*YOUR INSTRUCTIONS*: Print all entries precisely as they are written.

*PROVIDED MATERIAL*:
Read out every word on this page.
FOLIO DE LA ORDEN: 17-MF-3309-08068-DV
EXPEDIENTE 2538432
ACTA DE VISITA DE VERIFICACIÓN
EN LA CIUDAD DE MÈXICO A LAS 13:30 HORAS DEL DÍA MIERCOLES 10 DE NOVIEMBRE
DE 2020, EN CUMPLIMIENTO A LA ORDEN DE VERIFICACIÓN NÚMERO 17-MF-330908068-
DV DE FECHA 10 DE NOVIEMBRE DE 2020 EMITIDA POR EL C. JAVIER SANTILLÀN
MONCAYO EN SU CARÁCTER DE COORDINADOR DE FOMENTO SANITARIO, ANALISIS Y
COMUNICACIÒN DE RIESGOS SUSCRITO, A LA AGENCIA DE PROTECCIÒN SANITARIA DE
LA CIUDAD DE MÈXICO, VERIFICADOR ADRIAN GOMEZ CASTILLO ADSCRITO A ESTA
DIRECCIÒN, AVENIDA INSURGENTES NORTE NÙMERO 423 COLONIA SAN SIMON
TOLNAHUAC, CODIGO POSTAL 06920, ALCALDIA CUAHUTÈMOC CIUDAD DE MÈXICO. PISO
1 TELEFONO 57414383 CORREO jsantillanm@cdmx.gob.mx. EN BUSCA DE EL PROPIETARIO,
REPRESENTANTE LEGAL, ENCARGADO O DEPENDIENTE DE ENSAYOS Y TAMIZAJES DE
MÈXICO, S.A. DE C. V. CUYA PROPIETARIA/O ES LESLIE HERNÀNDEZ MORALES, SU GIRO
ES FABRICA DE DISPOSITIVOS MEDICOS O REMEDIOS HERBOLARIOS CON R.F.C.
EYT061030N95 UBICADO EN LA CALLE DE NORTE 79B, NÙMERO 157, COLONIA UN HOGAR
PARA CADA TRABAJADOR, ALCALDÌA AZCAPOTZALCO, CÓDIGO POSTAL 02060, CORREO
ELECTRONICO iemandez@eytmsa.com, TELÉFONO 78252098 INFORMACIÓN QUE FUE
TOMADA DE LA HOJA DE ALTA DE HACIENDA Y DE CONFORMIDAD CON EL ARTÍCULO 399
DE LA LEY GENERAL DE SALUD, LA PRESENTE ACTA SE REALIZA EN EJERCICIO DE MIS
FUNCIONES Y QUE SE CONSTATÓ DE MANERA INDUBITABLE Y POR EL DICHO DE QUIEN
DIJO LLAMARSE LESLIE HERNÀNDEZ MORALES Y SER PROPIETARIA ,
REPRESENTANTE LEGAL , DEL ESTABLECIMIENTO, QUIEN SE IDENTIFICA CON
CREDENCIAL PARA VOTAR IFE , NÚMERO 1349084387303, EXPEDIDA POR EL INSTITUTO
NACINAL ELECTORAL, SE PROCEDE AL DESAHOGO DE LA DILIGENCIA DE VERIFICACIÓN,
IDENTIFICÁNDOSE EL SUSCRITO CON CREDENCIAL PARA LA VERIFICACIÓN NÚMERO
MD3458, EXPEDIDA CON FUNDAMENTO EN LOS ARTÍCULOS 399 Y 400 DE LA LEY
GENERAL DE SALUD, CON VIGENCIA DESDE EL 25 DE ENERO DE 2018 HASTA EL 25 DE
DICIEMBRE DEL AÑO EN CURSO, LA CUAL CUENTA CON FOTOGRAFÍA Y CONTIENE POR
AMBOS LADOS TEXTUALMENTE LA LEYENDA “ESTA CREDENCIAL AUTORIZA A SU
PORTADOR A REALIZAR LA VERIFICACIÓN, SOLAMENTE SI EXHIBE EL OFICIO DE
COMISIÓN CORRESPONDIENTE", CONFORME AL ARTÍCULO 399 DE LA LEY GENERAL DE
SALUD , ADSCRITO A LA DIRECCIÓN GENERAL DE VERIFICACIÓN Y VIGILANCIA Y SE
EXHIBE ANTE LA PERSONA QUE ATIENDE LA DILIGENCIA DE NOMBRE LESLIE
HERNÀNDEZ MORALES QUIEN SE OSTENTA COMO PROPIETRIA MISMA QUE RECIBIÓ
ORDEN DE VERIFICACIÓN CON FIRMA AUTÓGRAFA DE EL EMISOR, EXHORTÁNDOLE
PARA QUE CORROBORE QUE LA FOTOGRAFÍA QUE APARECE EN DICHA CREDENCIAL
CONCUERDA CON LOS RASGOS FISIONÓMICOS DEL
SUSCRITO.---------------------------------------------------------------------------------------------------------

*ANSWER TO THE TASK*:
Read out every word on this page.
FOLIO DE LA ORDEN: 17-MF-3309-08068-DV
EXPEDIENTE 2538432
ACTA DE VISITA DE VERIFICACIÓN
EN LA CIUDAD DE MÈXICO A LAS 13:30 HORAS DEL DÍA MIERCOLES 10 DE NOVIEMBRE
DE 2020, EN CUMPLIMIENTO A LA ORDEN DE VERIFICACIÓN NÚMERO 17-MF-330908068-
DV DE FECHA 10 DE NOVIEMBRE DE 2020 EMITIDA POR EL C. JAVIER SANTILLÀN
MONCAYO EN SU CARÁCTER DE COORDINADOR DE FOMENTO SANITARIO, ANALISIS Y
COMUNICACIÒN DE RIESGOS SUSCRITO, A LA AGENCIA DE PROTECCIÒN SANITARIA DE
LA CIUDAD DE MÈXICO, VERIFICADOR ADRIAN GOMEZ CASTILLO ADSCRITO A ESTA
DIRECCIÒN, AVENIDA INSURGENTES NORTE NÙMERO 423 COLONIA SAN SIMON
TOLNAHUAC, CODIGO POSTAL 06920, ALCALDIA CUAHUTÈMOC CIUDAD DE MÈXICO. PISO
1 TELEFONO 57414383 CORREO jsantillanm@cdmx.gob.mx. EN BUSCA DE EL PROPIETARIO,
REPRESENTANTE LEGAL, ENCARGADO O DEPENDIENTE DE ENSAYOS Y TAMIZAJES DE
MÈXICO, S.A. DE C. V. CUYA PROPIETARIA/O ES LESLIE HERNÀNDEZ MORALES, SU GIRO
ES FABRICA DE DISPOSITIVOS MEDICOS O REMEDIOS HERBOLARIOS CON R.F.C.
EYT061030N95 UBICADO EN LA CALLE DE NORTE 79B, NÙMERO 157, COLONIA UN HOGAR
PARA CADA TRABAJADOR, ALCALDÌA AZCAPOTZALCO, CÓDIGO POSTAL 02060, CORREO
ELECTRONICO iemandez@eytmsa.com, TELÉFONO 78252098 INFORMACIÓN QUE FUE
TOMADA DE LA HOJA DE ALTA DE HACIENDA Y DE CONFORMIDAD CON EL ARTÍCULO 399
DE LA LEY GENERAL DE SALUD, LA PRESENTE ACTA SE REALIZA EN EJERCICIO DE MIS
FUNCIONES Y QUE SE CONSTATÓ DE MANERA INDUBITABLE Y POR EL DICHO DE QUIEN
DIJO LLAMARSE LESLIE HERNÀNDEZ MORALES Y SER PROPIETARIA ,
REPRESENTANTE LEGAL , DEL ESTABLECIMIENTO, QUIEN SE IDENTIFICA CON
CREDENCIAL PARA VOTAR IFE , NÚMERO 1349084387303, EXPEDIDA POR EL INSTITUTO
NACINAL ELECTORAL, SE PROCEDE AL DESAHOGO DE LA DILIGENCIA DE VERIFICACIÓN,
IDENTIFICÁNDOSE EL SUSCRITO CON CREDENCIAL PARA LA VERIFICACIÓN NÚMERO
MD3458, EXPEDIDA CON FUNDAMENTO EN LOS ARTÍCULOS 399 Y 400 DE LA LEY
GENERAL DE SALUD, CON VIGENCIA DESDE EL 25 DE ENERO DE 2018 HASTA EL 25 DE
DICIEMBRE DEL AÑO EN CURSO, LA CUAL CUENTA CON FOTOGRAFÍA Y CONTIENE POR
AMBOS LADOS TEXTUALMENTE LA LEYENDA “ESTA CREDENCIAL AUTORIZA A SU
PORTADOR A REALIZAR LA VERIFICACIÓN, SOLAMENTE SI EXHIBE EL OFICIO DE
COMISIÓN CORRESPONDIENTE", CONFORME AL ARTÍCULO 399 DE LA LEY GENERAL DE
SALUD , ADSCRITO A LA DIRECCIÓN GENERAL DE VERIFICACIÓN Y VIGILANCIA Y SE
EXHIBE ANTE LA PERSONA QUE ATIENDE LA DILIGENCIA DE NOMBRE LESLIE
HERNÀNDEZ MORALES QUIEN SE OSTENTA COMO PROPIETRIA MISMA QUE RECIBIÓ
ORDEN DE VERIFICACIÓN CON FIRMA AUTÓGRAFA DE EL EMISOR, EXHORTÁNDOLE
PARA QUE CORROBORE QUE LA FOTOGRAFÍA QUE APARECE EN DICHA CREDENCIAL
CONCUERDA CON LOS RASGOS FISIONÓMICOS DEL
SUSCRITO.---------------------------------------------------------------------------------------------------------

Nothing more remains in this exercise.